▸ **INSTRUCTIONS TO FOLLOW**: Write the listing below out again exactly, dropping the images.
---- SUPPLIED MATERIAL
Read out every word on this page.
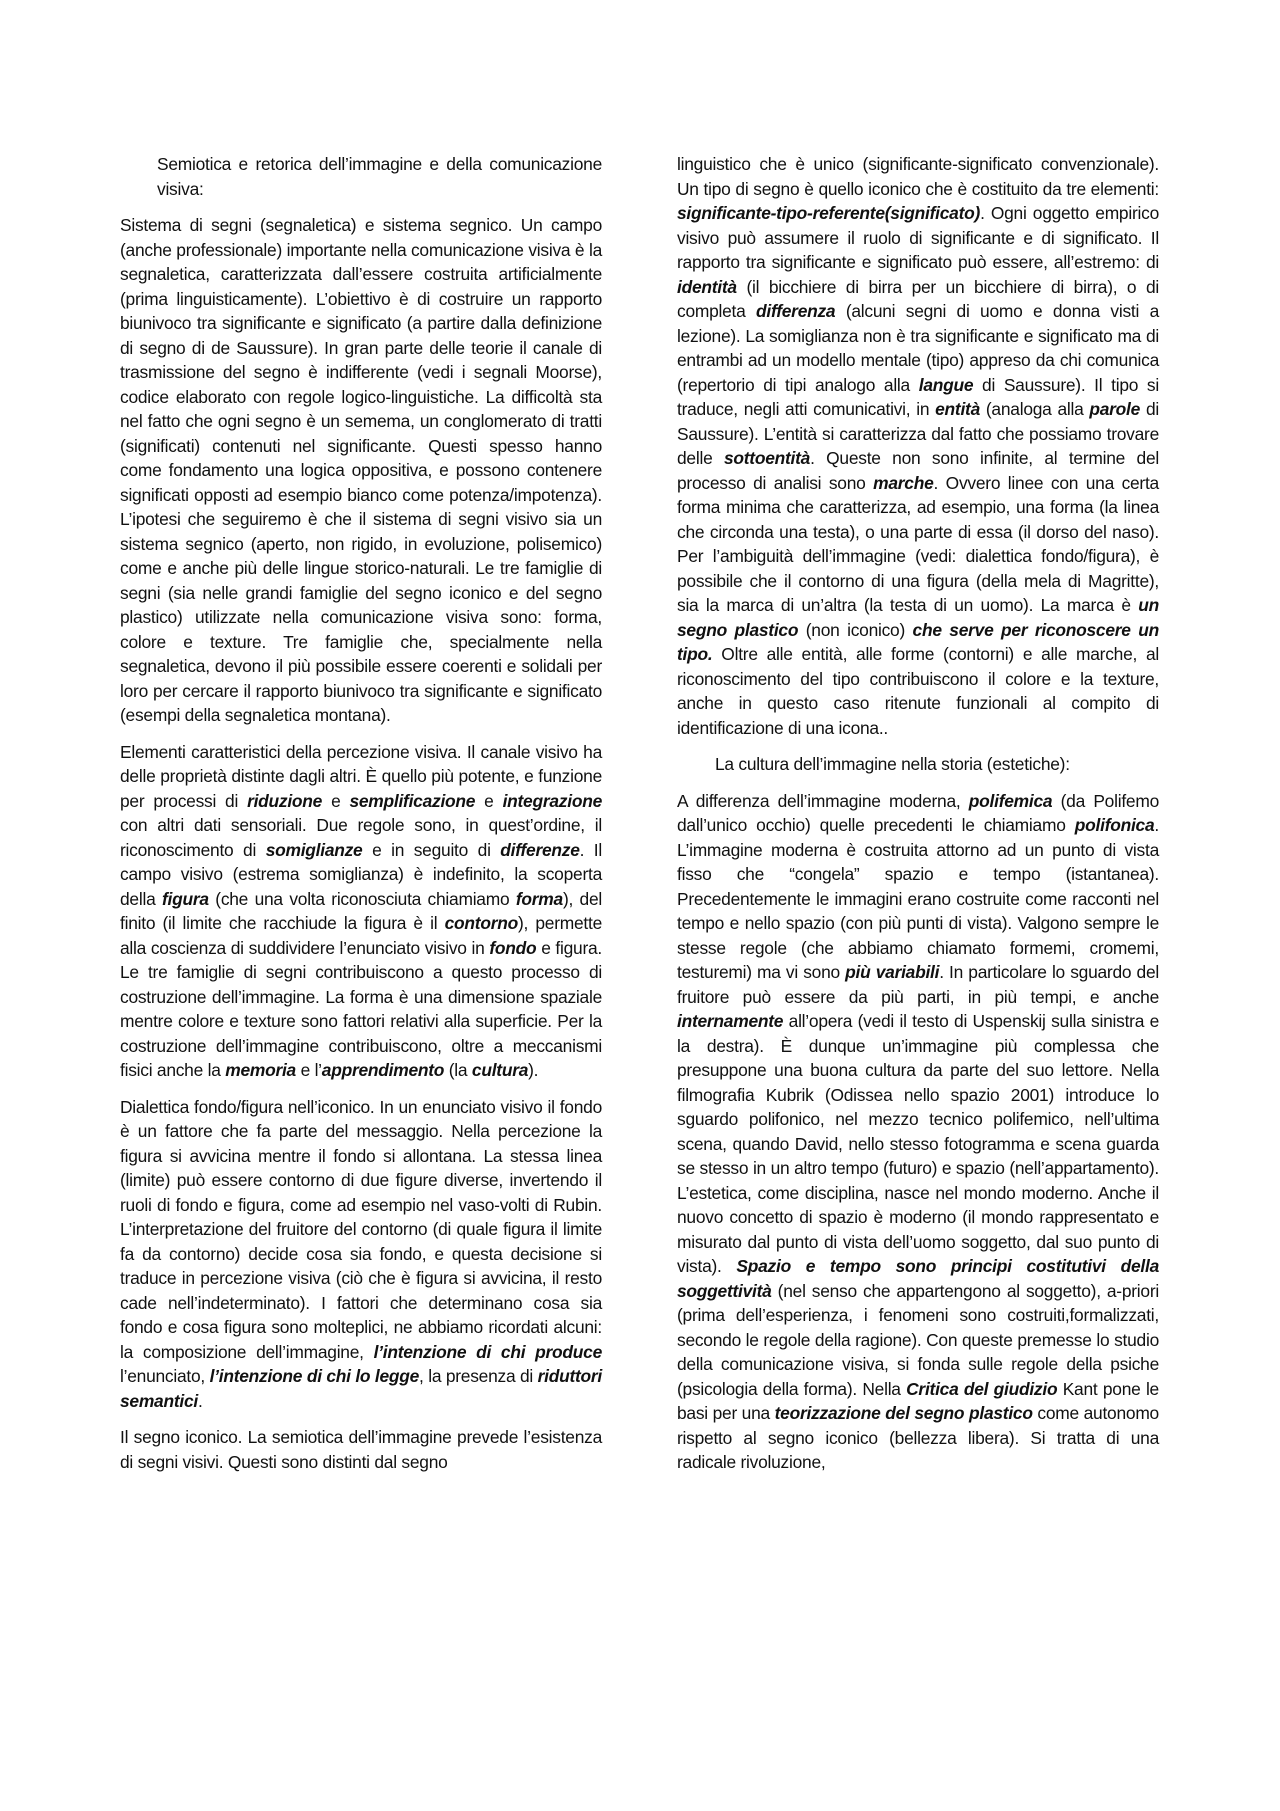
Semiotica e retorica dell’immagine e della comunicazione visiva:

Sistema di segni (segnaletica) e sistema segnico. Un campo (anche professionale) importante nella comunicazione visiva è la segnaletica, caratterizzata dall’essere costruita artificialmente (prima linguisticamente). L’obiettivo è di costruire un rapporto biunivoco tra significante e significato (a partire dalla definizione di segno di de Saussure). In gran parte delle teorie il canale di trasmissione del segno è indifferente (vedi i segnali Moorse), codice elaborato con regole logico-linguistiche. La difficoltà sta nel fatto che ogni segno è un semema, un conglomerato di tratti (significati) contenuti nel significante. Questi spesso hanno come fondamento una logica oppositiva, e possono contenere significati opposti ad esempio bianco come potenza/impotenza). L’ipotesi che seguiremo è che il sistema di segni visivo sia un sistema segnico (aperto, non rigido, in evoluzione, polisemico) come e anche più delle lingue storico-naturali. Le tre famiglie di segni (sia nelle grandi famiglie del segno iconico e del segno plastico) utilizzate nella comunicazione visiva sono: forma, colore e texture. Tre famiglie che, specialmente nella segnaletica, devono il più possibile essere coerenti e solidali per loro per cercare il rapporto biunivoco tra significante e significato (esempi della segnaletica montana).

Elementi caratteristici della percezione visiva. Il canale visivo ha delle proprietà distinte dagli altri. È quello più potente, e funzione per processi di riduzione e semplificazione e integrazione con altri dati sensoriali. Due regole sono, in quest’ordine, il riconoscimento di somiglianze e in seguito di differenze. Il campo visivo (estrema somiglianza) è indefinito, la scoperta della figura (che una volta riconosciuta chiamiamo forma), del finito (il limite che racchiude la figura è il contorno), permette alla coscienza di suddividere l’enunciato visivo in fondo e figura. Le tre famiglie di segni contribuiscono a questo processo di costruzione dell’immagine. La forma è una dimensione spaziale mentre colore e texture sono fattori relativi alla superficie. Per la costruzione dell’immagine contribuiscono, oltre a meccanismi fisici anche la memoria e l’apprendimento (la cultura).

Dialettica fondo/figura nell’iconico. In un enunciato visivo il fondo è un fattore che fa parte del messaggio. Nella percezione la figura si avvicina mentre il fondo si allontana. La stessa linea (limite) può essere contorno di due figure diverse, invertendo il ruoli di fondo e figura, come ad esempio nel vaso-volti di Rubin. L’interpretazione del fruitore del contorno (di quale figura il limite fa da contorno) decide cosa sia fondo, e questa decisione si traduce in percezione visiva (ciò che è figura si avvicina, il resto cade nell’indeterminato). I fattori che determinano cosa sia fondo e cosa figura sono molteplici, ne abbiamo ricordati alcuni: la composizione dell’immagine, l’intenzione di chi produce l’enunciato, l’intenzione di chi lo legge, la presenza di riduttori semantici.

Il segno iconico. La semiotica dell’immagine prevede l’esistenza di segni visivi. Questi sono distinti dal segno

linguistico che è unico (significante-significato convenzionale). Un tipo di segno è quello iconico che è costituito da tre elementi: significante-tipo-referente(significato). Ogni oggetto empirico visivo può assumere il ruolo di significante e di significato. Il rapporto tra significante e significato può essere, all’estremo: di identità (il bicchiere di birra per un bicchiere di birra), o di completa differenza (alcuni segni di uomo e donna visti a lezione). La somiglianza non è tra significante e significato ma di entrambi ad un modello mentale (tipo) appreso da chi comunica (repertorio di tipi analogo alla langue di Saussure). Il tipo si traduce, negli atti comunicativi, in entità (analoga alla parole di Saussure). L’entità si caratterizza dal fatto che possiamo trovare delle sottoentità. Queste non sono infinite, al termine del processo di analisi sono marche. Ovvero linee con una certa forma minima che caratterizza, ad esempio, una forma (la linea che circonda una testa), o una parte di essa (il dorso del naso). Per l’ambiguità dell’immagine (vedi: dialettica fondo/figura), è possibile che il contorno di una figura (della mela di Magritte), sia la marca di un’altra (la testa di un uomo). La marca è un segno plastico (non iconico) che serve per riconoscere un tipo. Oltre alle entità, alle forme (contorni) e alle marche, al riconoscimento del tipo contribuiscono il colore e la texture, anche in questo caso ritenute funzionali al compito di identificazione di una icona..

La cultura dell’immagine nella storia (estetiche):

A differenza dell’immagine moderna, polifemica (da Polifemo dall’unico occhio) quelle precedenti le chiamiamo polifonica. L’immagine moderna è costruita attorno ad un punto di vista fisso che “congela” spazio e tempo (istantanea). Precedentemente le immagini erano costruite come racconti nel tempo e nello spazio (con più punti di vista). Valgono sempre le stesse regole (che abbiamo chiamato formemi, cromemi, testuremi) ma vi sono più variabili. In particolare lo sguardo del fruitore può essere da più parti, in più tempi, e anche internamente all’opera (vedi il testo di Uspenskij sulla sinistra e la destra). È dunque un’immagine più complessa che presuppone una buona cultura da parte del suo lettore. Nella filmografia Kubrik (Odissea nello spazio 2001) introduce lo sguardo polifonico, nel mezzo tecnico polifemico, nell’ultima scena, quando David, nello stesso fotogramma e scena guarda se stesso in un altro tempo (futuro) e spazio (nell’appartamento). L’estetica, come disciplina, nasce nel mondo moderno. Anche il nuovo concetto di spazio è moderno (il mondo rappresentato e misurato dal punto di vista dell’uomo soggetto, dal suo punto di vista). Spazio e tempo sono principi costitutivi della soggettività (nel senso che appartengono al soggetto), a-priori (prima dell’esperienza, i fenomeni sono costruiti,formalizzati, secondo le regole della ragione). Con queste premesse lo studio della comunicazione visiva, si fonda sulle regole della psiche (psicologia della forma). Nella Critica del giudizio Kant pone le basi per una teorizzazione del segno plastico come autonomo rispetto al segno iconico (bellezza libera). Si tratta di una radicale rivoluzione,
--------
▸ **COMPLETE RESPONSE**:
Read out every word on this page.
Semiotica e retorica dell’immagine e della comunicazione visiva:

Sistema di segni (segnaletica) e sistema segnico. Un campo (anche professionale) importante nella comunicazione visiva è la segnaletica, caratterizzata dall’essere costruita artificialmente (prima linguisticamente). L’obiettivo è di costruire un rapporto biunivoco tra significante e significato (a partire dalla definizione di segno di de Saussure). In gran parte delle teorie il canale di trasmissione del segno è indifferente (vedi i segnali Moorse), codice elaborato con regole logico-linguistiche. La difficoltà sta nel fatto che ogni segno è un semema, un conglomerato di tratti (significati) contenuti nel significante. Questi spesso hanno come fondamento una logica oppositiva, e possono contenere significati opposti ad esempio bianco come potenza/impotenza). L’ipotesi che seguiremo è che il sistema di segni visivo sia un sistema segnico (aperto, non rigido, in evoluzione, polisemico) come e anche più delle lingue storico-naturali. Le tre famiglie di segni (sia nelle grandi famiglie del segno iconico e del segno plastico) utilizzate nella comunicazione visiva sono: forma, colore e texture. Tre famiglie che, specialmente nella segnaletica, devono il più possibile essere coerenti e solidali per loro per cercare il rapporto biunivoco tra significante e significato (esempi della segnaletica montana).

Elementi caratteristici della percezione visiva. Il canale visivo ha delle proprietà distinte dagli altri. È quello più potente, e funzione per processi di riduzione e semplificazione e integrazione con altri dati sensoriali. Due regole sono, in quest’ordine, il riconoscimento di somiglianze e in seguito di differenze. Il campo visivo (estrema somiglianza) è indefinito, la scoperta della figura (che una volta riconosciuta chiamiamo forma), del finito (il limite che racchiude la figura è il contorno), permette alla coscienza di suddividere l’enunciato visivo in fondo e figura. Le tre famiglie di segni contribuiscono a questo processo di costruzione dell’immagine. La forma è una dimensione spaziale mentre colore e texture sono fattori relativi alla superficie. Per la costruzione dell’immagine contribuiscono, oltre a meccanismi fisici anche la memoria e l’apprendimento (la cultura).

Dialettica fondo/figura nell’iconico. In un enunciato visivo il fondo è un fattore che fa parte del messaggio. Nella percezione la figura si avvicina mentre il fondo si allontana. La stessa linea (limite) può essere contorno di due figure diverse, invertendo il ruoli di fondo e figura, come ad esempio nel vaso-volti di Rubin. L’interpretazione del fruitore del contorno (di quale figura il limite fa da contorno) decide cosa sia fondo, e questa decisione si traduce in percezione visiva (ciò che è figura si avvicina, il resto cade nell’indeterminato). I fattori che determinano cosa sia fondo e cosa figura sono molteplici, ne abbiamo ricordati alcuni: la composizione dell’immagine, l’intenzione di chi produce l’enunciato, l’intenzione di chi lo legge, la presenza di riduttori semantici.

Il segno iconico. La semiotica dell’immagine prevede l’esistenza di segni visivi. Questi sono distinti dal segno

linguistico che è unico (significante-significato convenzionale). Un tipo di segno è quello iconico che è costituito da tre elementi: significante-tipo-referente(significato). Ogni oggetto empirico visivo può assumere il ruolo di significante e di significato. Il rapporto tra significante e significato può essere, all’estremo: di identità (il bicchiere di birra per un bicchiere di birra), o di completa differenza (alcuni segni di uomo e donna visti a lezione). La somiglianza non è tra significante e significato ma di entrambi ad un modello mentale (tipo) appreso da chi comunica (repertorio di tipi analogo alla langue di Saussure). Il tipo si traduce, negli atti comunicativi, in entità (analoga alla parole di Saussure). L’entità si caratterizza dal fatto che possiamo trovare delle sottoentità. Queste non sono infinite, al termine del processo di analisi sono marche. Ovvero linee con una certa forma minima che caratterizza, ad esempio, una forma (la linea che circonda una testa), o una parte di essa (il dorso del naso). Per l’ambiguità dell’immagine (vedi: dialettica fondo/figura), è possibile che il contorno di una figura (della mela di Magritte), sia la marca di un’altra (la testa di un uomo). La marca è un segno plastico (non iconico) che serve per riconoscere un tipo. Oltre alle entità, alle forme (contorni) e alle marche, al riconoscimento del tipo contribuiscono il colore e la texture, anche in questo caso ritenute funzionali al compito di identificazione di una icona..

La cultura dell’immagine nella storia (estetiche):

A differenza dell’immagine moderna, polifemica (da Polifemo dall’unico occhio) quelle precedenti le chiamiamo polifonica. L’immagine moderna è costruita attorno ad un punto di vista fisso che “congela” spazio e tempo (istantanea). Precedentemente le immagini erano costruite come racconti nel tempo e nello spazio (con più punti di vista). Valgono sempre le stesse regole (che abbiamo chiamato formemi, cromemi, testuremi) ma vi sono più variabili. In particolare lo sguardo del fruitore può essere da più parti, in più tempi, e anche internamente all’opera (vedi il testo di Uspenskij sulla sinistra e la destra). È dunque un’immagine più complessa che presuppone una buona cultura da parte del suo lettore. Nella filmografia Kubrik (Odissea nello spazio 2001) introduce lo sguardo polifonico, nel mezzo tecnico polifemico, nell’ultima scena, quando David, nello stesso fotogramma e scena guarda se stesso in un altro tempo (futuro) e spazio (nell’appartamento). L’estetica, come disciplina, nasce nel mondo moderno. Anche il nuovo concetto di spazio è moderno (il mondo rappresentato e misurato dal punto di vista dell’uomo soggetto, dal suo punto di vista). Spazio e tempo sono principi costitutivi della soggettività (nel senso che appartengono al soggetto), a-priori (prima dell’esperienza, i fenomeni sono costruiti,formalizzati, secondo le regole della ragione). Con queste premesse lo studio della comunicazione visiva, si fonda sulle regole della psiche (psicologia della forma). Nella Critica del giudizio Kant pone le basi per una teorizzazione del segno plastico come autonomo rispetto al segno iconico (bellezza libera). Si tratta di una radicale rivoluzione,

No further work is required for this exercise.